--- Short problem ---
Type out the data exactly as given. Skip any image.

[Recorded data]
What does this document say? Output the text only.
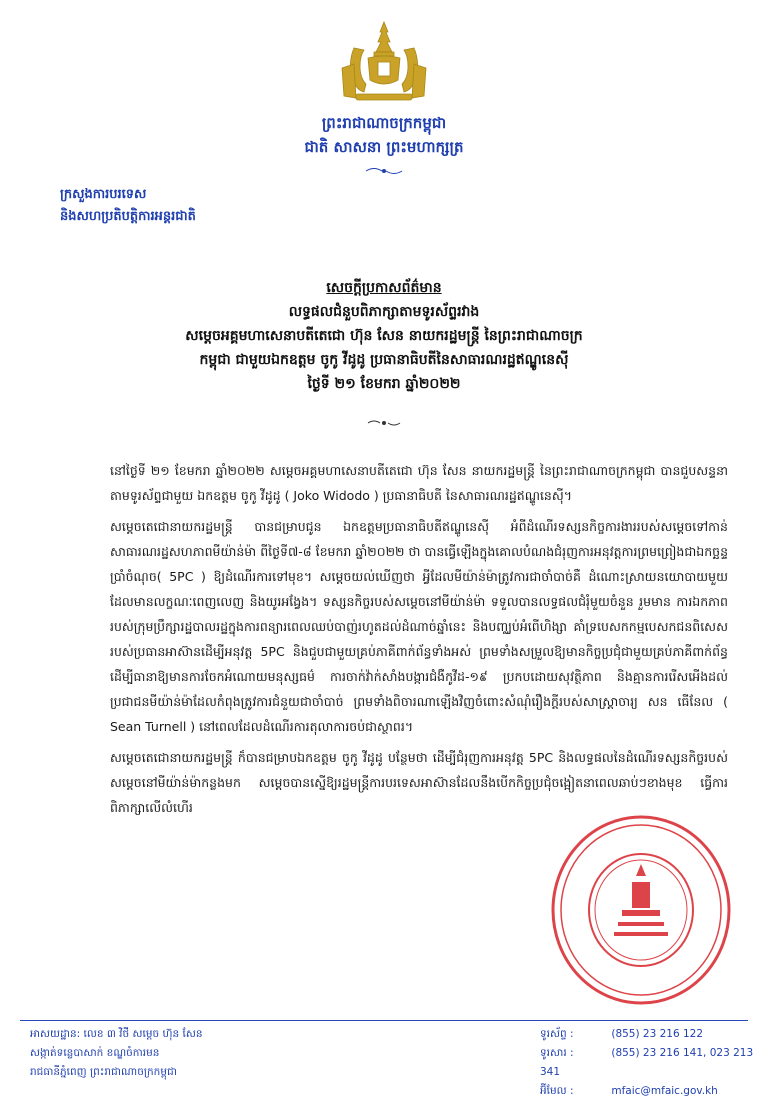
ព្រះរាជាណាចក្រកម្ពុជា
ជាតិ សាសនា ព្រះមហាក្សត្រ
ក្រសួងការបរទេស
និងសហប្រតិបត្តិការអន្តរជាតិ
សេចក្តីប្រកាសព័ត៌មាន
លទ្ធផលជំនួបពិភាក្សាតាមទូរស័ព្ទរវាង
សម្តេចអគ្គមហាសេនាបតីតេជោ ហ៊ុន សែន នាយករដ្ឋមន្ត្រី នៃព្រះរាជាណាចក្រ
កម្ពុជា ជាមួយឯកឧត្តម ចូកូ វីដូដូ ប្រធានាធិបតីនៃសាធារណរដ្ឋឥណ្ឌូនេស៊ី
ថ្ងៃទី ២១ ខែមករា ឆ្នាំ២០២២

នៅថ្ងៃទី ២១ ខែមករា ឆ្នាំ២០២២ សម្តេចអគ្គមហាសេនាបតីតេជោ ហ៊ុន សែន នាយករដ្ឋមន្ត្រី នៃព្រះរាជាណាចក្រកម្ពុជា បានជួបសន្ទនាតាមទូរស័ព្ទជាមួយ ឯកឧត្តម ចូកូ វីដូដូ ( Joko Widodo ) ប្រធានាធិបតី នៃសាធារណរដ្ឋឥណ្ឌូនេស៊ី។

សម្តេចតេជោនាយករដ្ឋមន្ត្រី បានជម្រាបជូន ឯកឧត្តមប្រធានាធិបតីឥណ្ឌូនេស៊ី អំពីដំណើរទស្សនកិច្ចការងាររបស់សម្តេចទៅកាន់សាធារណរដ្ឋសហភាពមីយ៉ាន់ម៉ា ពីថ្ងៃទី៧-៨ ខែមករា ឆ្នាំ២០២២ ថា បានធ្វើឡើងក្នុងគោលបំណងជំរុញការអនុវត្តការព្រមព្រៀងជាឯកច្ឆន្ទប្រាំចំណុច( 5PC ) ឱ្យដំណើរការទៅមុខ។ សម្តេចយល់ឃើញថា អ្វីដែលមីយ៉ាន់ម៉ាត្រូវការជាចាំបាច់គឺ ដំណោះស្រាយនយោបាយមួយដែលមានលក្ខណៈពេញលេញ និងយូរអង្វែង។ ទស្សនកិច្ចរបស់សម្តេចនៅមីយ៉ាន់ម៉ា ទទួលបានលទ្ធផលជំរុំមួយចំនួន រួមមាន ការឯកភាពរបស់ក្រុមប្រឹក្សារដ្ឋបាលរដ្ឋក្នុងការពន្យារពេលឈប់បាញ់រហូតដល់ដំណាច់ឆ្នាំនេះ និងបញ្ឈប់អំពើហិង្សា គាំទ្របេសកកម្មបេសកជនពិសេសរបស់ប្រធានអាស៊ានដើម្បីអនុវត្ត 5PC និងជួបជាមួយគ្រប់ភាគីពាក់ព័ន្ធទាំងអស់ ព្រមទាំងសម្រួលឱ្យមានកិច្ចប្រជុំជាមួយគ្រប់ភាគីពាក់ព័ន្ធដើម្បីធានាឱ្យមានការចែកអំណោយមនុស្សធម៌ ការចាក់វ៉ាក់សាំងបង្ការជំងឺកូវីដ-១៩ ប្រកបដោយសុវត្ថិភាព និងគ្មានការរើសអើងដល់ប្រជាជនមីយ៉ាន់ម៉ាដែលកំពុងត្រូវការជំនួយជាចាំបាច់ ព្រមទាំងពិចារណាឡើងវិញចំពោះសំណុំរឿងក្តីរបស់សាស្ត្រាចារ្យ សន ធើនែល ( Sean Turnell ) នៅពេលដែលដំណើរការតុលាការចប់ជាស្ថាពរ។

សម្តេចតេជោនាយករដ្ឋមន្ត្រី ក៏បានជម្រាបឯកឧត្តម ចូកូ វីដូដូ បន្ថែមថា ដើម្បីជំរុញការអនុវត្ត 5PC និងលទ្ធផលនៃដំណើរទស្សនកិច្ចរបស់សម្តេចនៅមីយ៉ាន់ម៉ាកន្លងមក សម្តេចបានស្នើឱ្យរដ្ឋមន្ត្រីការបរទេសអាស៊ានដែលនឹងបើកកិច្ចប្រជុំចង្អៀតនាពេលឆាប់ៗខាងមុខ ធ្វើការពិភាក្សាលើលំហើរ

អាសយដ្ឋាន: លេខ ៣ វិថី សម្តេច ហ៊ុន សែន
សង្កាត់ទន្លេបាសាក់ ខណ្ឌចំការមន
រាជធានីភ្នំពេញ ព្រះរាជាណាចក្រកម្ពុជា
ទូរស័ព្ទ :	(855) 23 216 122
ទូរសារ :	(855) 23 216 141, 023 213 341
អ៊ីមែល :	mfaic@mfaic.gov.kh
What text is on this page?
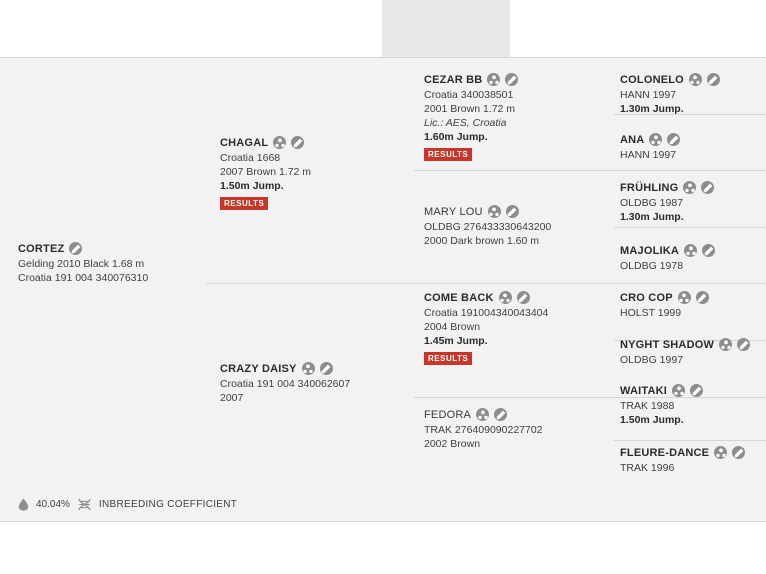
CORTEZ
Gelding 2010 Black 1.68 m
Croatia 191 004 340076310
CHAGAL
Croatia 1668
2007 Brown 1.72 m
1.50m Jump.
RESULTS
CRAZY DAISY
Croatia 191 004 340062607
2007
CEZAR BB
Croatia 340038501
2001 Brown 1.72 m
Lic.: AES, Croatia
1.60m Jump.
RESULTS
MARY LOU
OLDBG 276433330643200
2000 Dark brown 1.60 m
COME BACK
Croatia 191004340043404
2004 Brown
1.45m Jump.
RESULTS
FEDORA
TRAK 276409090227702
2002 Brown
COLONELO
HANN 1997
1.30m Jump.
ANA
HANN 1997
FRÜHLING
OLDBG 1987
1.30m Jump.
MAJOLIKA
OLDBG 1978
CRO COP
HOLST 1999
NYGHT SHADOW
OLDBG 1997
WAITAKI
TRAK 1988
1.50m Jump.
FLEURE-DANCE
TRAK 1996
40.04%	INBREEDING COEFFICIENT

--- Solution to this exercise ---
What does this document say? Output the text only.
ព្រះរាជាណាចក្រកម្ពុជា
ជាតិ សាសនា ព្រះមហាក្សត្រ
ក្រសួងការបរទេស
និងសហប្រតិបត្តិការអន្តរជាតិ
សេចក្តីប្រកាសព័ត៌មាន
លទ្ធផលជំនួបពិភាក្សាតាមទូរស័ព្ទរវាង
សម្តេចអគ្គមហាសេនាបតីតេជោ ហ៊ុន សែន នាយករដ្ឋមន្ត្រី នៃព្រះរាជាណាចក្រ
កម្ពុជា ជាមួយឯកឧត្តម ចូកូ វីដូដូ ប្រធានាធិបតីនៃសាធារណរដ្ឋឥណ្ឌូនេស៊ី
ថ្ងៃទី ២១ ខែមករា ឆ្នាំ២០២២

នៅថ្ងៃទី ២១ ខែមករា ឆ្នាំ២០២២ សម្តេចអគ្គមហាសេនាបតីតេជោ ហ៊ុន សែន នាយករដ្ឋមន្ត្រី នៃព្រះរាជាណាចក្រកម្ពុជា បានជួបសន្ទនាតាមទូរស័ព្ទជាមួយ ឯកឧត្តម ចូកូ វីដូដូ ( Joko Widodo ) ប្រធានាធិបតី នៃសាធារណរដ្ឋឥណ្ឌូនេស៊ី។

សម្តេចតេជោនាយករដ្ឋមន្ត្រី បានជម្រាបជូន ឯកឧត្តមប្រធានាធិបតីឥណ្ឌូនេស៊ី អំពីដំណើរទស្សនកិច្ចការងាររបស់សម្តេចទៅកាន់សាធារណរដ្ឋសហភាពមីយ៉ាន់ម៉ា ពីថ្ងៃទី៧-៨ ខែមករា ឆ្នាំ២០២២ ថា បានធ្វើឡើងក្នុងគោលបំណងជំរុញការអនុវត្តការព្រមព្រៀងជាឯកច្ឆន្ទប្រាំចំណុច( 5PC ) ឱ្យដំណើរការទៅមុខ។ សម្តេចយល់ឃើញថា អ្វីដែលមីយ៉ាន់ម៉ាត្រូវការជាចាំបាច់គឺ ដំណោះស្រាយនយោបាយមួយដែលមានលក្ខណៈពេញលេញ និងយូរអង្វែង។ ទស្សនកិច្ចរបស់សម្តេចនៅមីយ៉ាន់ម៉ា ទទួលបានលទ្ធផលជំរុំមួយចំនួន រួមមាន ការឯកភាពរបស់ក្រុមប្រឹក្សារដ្ឋបាលរដ្ឋក្នុងការពន្យារពេលឈប់បាញ់រហូតដល់ដំណាច់ឆ្នាំនេះ និងបញ្ឈប់អំពើហិង្សា គាំទ្របេសកកម្មបេសកជនពិសេសរបស់ប្រធានអាស៊ានដើម្បីអនុវត្ត 5PC និងជួបជាមួយគ្រប់ភាគីពាក់ព័ន្ធទាំងអស់ ព្រមទាំងសម្រួលឱ្យមានកិច្ចប្រជុំជាមួយគ្រប់ភាគីពាក់ព័ន្ធដើម្បីធានាឱ្យមានការចែកអំណោយមនុស្សធម៌ ការចាក់វ៉ាក់សាំងបង្ការជំងឺកូវីដ-១៩ ប្រកបដោយសុវត្ថិភាព និងគ្មានការរើសអើងដល់ប្រជាជនមីយ៉ាន់ម៉ាដែលកំពុងត្រូវការជំនួយជាចាំបាច់ ព្រមទាំងពិចារណាឡើងវិញចំពោះសំណុំរឿងក្តីរបស់សាស្ត្រាចារ្យ សន ធើនែល ( Sean Turnell ) នៅពេលដែលដំណើរការតុលាការចប់ជាស្ថាពរ។

សម្តេចតេជោនាយករដ្ឋមន្ត្រី ក៏បានជម្រាបឯកឧត្តម ចូកូ វីដូដូ បន្ថែមថា ដើម្បីជំរុញការអនុវត្ត 5PC និងលទ្ធផលនៃដំណើរទស្សនកិច្ចរបស់សម្តេចនៅមីយ៉ាន់ម៉ាកន្លងមក សម្តេចបានស្នើឱ្យរដ្ឋមន្ត្រីការបរទេសអាស៊ានដែលនឹងបើកកិច្ចប្រជុំចង្អៀតនាពេលឆាប់ៗខាងមុខ ធ្វើការពិភាក្សាលើលំហើរ

អាសយដ្ឋាន: លេខ ៣ វិថី សម្តេច ហ៊ុន សែន
សង្កាត់ទន្លេបាសាក់ ខណ្ឌចំការមន
រាជធានីភ្នំពេញ ព្រះរាជាណាចក្រកម្ពុជា
ទូរស័ព្ទ :	(855) 23 216 122
ទូរសារ :	(855) 23 216 141, 023 213 341
អ៊ីមែល :	mfaic@mfaic.gov.kh
What text is on this page?
CORTEZ
Gelding 2010 Black 1.68 m
Croatia 191 004 340076310
CHAGAL
Croatia 1668
2007 Brown 1.72 m
1.50m Jump.
RESULTS
CRAZY DAISY
Croatia 191 004 340062607
2007
CEZAR BB
Croatia 340038501
2001 Brown 1.72 m
Lic.: AES, Croatia
1.60m Jump.
RESULTS
MARY LOU
OLDBG 276433330643200
2000 Dark brown 1.60 m
COME BACK
Croatia 191004340043404
2004 Brown
1.45m Jump.
RESULTS
FEDORA
TRAK 276409090227702
2002 Brown
COLONELO
HANN 1997
1.30m Jump.
ANA
HANN 1997
FRÜHLING
OLDBG 1987
1.30m Jump.
MAJOLIKA
OLDBG 1978
CRO COP
HOLST 1999
NYGHT SHADOW
OLDBG 1997
WAITAKI
TRAK 1988
1.50m Jump.
FLEURE-DANCE
TRAK 1996
40.04%	INBREEDING COEFFICIENT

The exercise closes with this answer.